Exercise aim
Reproduce the blog excerpt below in full, including its reader comments, word for word.

Extract provided
——————
So my advice is to read, research, and read and research some more.  Yet, don't be put off by all you read and find.  You will discover everything from vanilla couples that like to role play every once in a while, to completely hardcore 24/7 relationships.  There is nothing wrong with taking tidbits from here and there and customizing the relationship into what both involved people need it to be.  After all, if it's not what you want or need, then what is the point?  Custom blend your relationship to be what you need, but keep an open mind to all the other possiblities.


7 comments:

mouse said...

DV Sir,

Absolutely true. Each word.

Hugs,
mouse

DauntlessVitality said...

Mouse...
Thanks for your comment. I know from reading about you and O how involved you are in the life. It's very nice to know that someone such as yourself agrees.

DV

Florida Dom said...

That was a very good post. There's no formula for what's right or wrong in the lifestyle. Couples should what works for them.

FD

Anonymous said...

BRAVO!

"We can make this whatever we want it to be. We can do what works best for the two of us"

The mark of a healthy D/s dynamic...a responsible relationship.

Baby Girl said...

Thanks for the great post, DV!

You and my Daddy/Master seem to be of a very like mind when it comes to D/s relationships. Those Doms who insist on following a prescribed series of acts in order to prove their dominance, without consideration for the unique nature and nuances of the other person/people involved in the relationship, are simpletons (to borrow His term).
——————
Entries supplied
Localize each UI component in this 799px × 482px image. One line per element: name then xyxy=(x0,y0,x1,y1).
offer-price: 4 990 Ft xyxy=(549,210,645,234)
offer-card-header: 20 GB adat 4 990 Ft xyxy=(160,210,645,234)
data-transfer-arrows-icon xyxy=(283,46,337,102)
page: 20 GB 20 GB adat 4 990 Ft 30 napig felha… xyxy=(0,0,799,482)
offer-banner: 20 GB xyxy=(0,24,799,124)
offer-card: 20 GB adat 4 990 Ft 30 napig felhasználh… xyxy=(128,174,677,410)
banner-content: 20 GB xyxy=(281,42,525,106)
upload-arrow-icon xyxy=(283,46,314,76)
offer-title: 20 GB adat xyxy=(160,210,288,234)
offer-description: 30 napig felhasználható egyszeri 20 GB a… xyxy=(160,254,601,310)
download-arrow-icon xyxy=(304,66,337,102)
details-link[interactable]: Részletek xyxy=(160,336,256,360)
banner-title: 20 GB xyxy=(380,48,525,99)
——————
Finished task
So my advice is to read, research, and read and research some more.  Yet, don't be put off by all you read and find.  You will discover everything from vanilla couples that like to role play every once in a while, to completely hardcore 24/7 relationships.  There is nothing wrong with taking tidbits from here and there and customizing the relationship into what both involved people need it to be.  After all, if it's not what you want or need, then what is the point?  Custom blend your relationship to be what you need, but keep an open mind to all the other possiblities.


7 comments:

mouse said...

DV Sir,

Absolutely true. Each word.

Hugs,
mouse

DauntlessVitality said...

Mouse...
Thanks for your comment. I know from reading about you and O how involved you are in the life. It's very nice to know that someone such as yourself agrees.

DV

Florida Dom said...

That was a very good post. There's no formula for what's right or wrong in the lifestyle. Couples should what works for them.

FD

Anonymous said...

BRAVO!

"We can make this whatever we want it to be. We can do what works best for the two of us"

The mark of a healthy D/s dynamic...a responsible relationship.

Baby Girl said...

Thanks for the great post, DV!

You and my Daddy/Master seem to be of a very like mind when it comes to D/s relationships. Those Doms who insist on following a prescribed series of acts in order to prove their dominance, without consideration for the unique nature and nuances of the other person/people involved in the relationship, are simpletons (to borrow His term).